Objective:
Collect every line below that contains the word "deported".

▼▼▼

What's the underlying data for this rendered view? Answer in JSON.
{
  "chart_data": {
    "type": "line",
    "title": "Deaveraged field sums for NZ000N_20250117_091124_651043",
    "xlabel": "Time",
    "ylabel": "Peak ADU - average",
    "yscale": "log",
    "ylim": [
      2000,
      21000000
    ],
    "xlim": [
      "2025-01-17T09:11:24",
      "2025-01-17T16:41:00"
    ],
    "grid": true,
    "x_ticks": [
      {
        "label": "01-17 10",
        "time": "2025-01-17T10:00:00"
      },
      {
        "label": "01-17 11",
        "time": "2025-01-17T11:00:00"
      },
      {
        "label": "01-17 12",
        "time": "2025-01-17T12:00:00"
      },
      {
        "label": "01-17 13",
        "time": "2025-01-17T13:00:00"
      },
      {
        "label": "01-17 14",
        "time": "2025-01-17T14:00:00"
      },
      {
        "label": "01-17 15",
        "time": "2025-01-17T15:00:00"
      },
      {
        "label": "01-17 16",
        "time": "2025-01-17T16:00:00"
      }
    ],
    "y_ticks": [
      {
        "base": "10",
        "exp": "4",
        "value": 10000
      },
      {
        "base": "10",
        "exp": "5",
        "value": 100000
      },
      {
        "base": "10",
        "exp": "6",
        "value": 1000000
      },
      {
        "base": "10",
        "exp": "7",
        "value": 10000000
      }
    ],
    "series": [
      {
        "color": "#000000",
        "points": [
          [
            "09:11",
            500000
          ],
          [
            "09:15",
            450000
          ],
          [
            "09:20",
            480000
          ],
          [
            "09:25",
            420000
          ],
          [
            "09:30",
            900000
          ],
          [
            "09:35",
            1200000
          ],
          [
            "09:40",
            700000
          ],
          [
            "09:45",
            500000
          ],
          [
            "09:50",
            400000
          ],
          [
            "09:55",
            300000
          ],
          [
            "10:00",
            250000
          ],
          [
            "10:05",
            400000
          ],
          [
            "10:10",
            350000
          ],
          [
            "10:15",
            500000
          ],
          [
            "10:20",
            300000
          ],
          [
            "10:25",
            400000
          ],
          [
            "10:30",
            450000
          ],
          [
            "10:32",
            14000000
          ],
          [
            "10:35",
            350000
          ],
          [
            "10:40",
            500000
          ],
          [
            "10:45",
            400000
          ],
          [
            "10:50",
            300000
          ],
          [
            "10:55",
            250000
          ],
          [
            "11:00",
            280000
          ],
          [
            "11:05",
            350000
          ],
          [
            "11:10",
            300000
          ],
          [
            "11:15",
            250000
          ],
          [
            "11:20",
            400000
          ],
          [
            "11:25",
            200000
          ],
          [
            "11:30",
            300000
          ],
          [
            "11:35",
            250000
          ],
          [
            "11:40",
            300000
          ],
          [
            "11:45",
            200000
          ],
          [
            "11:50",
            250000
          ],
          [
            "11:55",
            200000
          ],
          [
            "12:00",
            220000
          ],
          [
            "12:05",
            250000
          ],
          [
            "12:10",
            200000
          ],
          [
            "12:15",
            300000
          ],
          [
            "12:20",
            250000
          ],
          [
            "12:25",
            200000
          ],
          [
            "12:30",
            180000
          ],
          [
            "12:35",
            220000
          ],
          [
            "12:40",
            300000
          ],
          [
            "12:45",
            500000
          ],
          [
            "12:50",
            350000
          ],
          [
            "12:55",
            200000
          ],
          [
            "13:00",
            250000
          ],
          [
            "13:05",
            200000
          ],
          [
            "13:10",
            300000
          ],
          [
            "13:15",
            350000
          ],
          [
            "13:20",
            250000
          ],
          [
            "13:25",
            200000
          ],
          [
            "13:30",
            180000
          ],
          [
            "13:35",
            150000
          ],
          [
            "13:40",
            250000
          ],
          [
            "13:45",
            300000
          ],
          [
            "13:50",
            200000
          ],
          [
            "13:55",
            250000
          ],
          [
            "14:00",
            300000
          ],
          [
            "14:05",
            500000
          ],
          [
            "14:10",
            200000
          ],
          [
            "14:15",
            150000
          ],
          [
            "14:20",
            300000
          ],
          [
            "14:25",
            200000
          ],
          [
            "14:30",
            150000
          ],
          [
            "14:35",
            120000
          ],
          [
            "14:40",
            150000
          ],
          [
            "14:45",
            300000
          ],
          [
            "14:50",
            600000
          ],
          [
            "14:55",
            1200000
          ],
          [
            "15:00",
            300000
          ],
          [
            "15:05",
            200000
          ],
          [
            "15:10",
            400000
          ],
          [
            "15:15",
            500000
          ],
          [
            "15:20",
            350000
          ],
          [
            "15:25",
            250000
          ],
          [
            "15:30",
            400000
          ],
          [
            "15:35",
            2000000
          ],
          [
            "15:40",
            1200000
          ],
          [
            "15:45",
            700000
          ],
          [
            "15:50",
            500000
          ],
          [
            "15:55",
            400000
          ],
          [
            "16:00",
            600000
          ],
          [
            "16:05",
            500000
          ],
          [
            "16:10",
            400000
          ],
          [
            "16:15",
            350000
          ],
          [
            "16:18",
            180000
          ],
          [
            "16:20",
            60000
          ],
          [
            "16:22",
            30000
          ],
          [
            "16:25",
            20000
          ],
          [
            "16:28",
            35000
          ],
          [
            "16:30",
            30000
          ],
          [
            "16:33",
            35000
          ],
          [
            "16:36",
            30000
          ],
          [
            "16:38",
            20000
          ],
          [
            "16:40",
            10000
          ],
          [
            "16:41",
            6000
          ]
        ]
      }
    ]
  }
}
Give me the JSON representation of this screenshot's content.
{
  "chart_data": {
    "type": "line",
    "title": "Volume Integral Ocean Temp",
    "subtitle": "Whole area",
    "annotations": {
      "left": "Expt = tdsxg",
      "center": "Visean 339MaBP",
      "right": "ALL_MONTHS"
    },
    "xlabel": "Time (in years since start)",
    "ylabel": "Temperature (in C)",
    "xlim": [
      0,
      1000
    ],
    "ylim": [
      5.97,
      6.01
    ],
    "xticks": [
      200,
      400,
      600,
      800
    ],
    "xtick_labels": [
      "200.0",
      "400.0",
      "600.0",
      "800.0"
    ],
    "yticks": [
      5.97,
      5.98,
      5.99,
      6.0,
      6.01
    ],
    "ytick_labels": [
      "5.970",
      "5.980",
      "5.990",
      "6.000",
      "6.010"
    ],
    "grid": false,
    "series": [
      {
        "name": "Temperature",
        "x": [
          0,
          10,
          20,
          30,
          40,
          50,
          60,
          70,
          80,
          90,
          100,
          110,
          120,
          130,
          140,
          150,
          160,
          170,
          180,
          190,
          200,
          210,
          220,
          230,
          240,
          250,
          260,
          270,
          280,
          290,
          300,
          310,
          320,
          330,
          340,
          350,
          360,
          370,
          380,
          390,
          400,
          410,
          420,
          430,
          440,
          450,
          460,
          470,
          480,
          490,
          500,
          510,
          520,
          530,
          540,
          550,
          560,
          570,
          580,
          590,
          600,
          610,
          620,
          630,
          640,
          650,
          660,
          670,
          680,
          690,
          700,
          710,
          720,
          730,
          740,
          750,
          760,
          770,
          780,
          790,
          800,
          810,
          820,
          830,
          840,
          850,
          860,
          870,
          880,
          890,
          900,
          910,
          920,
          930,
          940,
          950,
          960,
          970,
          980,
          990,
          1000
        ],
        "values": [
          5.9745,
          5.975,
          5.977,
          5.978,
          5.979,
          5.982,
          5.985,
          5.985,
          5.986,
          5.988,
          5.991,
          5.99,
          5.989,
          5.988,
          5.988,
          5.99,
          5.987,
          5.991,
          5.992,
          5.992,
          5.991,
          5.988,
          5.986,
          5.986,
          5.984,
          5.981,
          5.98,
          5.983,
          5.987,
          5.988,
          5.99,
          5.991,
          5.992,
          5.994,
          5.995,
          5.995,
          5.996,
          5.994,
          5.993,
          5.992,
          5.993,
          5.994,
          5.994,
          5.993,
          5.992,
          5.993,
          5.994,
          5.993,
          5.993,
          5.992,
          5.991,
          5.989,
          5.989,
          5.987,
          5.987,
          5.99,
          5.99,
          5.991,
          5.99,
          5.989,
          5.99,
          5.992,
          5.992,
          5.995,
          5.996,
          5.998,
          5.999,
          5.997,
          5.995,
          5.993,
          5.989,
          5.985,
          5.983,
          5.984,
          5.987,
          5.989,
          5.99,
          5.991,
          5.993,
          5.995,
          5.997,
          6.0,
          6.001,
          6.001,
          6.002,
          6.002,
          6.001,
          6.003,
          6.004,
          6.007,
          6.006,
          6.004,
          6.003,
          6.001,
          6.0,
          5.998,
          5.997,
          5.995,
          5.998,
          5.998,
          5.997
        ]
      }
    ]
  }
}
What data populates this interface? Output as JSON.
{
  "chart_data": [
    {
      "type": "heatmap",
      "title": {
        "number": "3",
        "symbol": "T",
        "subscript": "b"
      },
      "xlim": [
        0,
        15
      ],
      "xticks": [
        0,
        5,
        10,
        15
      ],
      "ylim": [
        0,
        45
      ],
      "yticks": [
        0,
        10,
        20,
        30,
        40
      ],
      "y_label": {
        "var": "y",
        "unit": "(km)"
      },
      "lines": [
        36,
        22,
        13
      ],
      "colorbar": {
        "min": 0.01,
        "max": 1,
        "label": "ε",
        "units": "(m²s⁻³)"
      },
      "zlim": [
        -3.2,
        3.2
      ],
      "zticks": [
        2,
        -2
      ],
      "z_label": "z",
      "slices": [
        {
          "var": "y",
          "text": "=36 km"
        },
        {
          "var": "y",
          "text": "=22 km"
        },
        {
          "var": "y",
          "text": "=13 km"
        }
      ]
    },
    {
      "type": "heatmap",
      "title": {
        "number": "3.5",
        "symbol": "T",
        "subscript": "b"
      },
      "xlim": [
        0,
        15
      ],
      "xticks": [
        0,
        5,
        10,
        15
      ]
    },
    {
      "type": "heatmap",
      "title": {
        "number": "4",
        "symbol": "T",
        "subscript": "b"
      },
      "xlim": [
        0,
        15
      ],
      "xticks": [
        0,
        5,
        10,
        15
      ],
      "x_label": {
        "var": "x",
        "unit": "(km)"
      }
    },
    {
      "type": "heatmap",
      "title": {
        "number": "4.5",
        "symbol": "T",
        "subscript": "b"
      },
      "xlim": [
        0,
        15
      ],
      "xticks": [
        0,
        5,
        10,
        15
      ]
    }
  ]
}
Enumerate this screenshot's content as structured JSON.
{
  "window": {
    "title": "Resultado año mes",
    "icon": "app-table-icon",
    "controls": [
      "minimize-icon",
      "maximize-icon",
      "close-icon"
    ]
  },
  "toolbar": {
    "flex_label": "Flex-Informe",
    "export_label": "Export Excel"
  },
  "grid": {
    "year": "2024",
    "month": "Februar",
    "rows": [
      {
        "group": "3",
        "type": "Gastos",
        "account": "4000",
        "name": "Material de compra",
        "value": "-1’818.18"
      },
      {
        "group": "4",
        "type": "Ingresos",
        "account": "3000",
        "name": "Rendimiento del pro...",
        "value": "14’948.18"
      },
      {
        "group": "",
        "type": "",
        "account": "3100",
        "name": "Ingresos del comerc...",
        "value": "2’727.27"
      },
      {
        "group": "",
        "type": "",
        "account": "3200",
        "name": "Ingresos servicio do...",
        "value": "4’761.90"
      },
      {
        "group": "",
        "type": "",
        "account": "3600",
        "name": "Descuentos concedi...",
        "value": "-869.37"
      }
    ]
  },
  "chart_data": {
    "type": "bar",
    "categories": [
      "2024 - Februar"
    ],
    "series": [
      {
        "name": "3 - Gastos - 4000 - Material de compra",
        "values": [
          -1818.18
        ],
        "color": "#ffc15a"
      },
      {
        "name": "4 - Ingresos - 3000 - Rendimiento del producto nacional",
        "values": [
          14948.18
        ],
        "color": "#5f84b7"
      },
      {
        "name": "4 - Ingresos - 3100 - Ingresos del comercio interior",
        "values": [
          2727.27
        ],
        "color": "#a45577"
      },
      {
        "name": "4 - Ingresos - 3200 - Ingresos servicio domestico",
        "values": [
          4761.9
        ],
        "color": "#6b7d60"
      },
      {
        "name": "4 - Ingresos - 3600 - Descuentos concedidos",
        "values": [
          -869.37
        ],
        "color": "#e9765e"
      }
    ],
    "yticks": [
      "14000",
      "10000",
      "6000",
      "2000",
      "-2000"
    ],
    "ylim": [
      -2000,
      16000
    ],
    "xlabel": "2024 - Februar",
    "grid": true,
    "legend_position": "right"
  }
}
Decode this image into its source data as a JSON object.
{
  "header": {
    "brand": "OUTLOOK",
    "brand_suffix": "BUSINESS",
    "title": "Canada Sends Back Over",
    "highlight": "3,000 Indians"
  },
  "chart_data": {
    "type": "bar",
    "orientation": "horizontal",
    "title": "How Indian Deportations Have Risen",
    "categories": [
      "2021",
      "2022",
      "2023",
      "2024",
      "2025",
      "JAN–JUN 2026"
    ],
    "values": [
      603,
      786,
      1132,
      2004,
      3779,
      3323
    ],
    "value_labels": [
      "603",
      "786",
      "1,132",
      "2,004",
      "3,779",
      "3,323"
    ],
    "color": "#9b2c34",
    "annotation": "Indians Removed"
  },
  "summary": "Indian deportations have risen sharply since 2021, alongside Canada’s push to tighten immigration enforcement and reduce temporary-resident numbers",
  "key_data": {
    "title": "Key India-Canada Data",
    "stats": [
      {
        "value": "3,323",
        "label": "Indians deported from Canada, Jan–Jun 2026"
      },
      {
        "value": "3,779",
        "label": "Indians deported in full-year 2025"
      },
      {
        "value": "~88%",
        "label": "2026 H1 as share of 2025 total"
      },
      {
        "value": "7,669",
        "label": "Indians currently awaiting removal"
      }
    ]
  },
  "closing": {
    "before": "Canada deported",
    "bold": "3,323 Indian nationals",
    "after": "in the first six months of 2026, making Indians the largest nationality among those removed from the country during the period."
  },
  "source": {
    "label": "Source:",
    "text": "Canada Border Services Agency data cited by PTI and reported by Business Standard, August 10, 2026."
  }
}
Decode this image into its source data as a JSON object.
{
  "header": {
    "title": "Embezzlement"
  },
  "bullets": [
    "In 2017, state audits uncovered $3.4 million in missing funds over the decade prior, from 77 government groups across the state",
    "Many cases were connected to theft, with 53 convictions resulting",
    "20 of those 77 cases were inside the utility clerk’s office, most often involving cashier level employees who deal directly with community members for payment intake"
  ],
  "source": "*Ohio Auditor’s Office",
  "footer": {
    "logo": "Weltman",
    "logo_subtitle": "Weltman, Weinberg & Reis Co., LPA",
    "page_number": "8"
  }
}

▲▲▲

Output of the exercise:
        "label": "Indians deported from Canada, Jan–Jun 2026"
        "label": "Indians deported in full-year 2025"
    "before": "Canada deported",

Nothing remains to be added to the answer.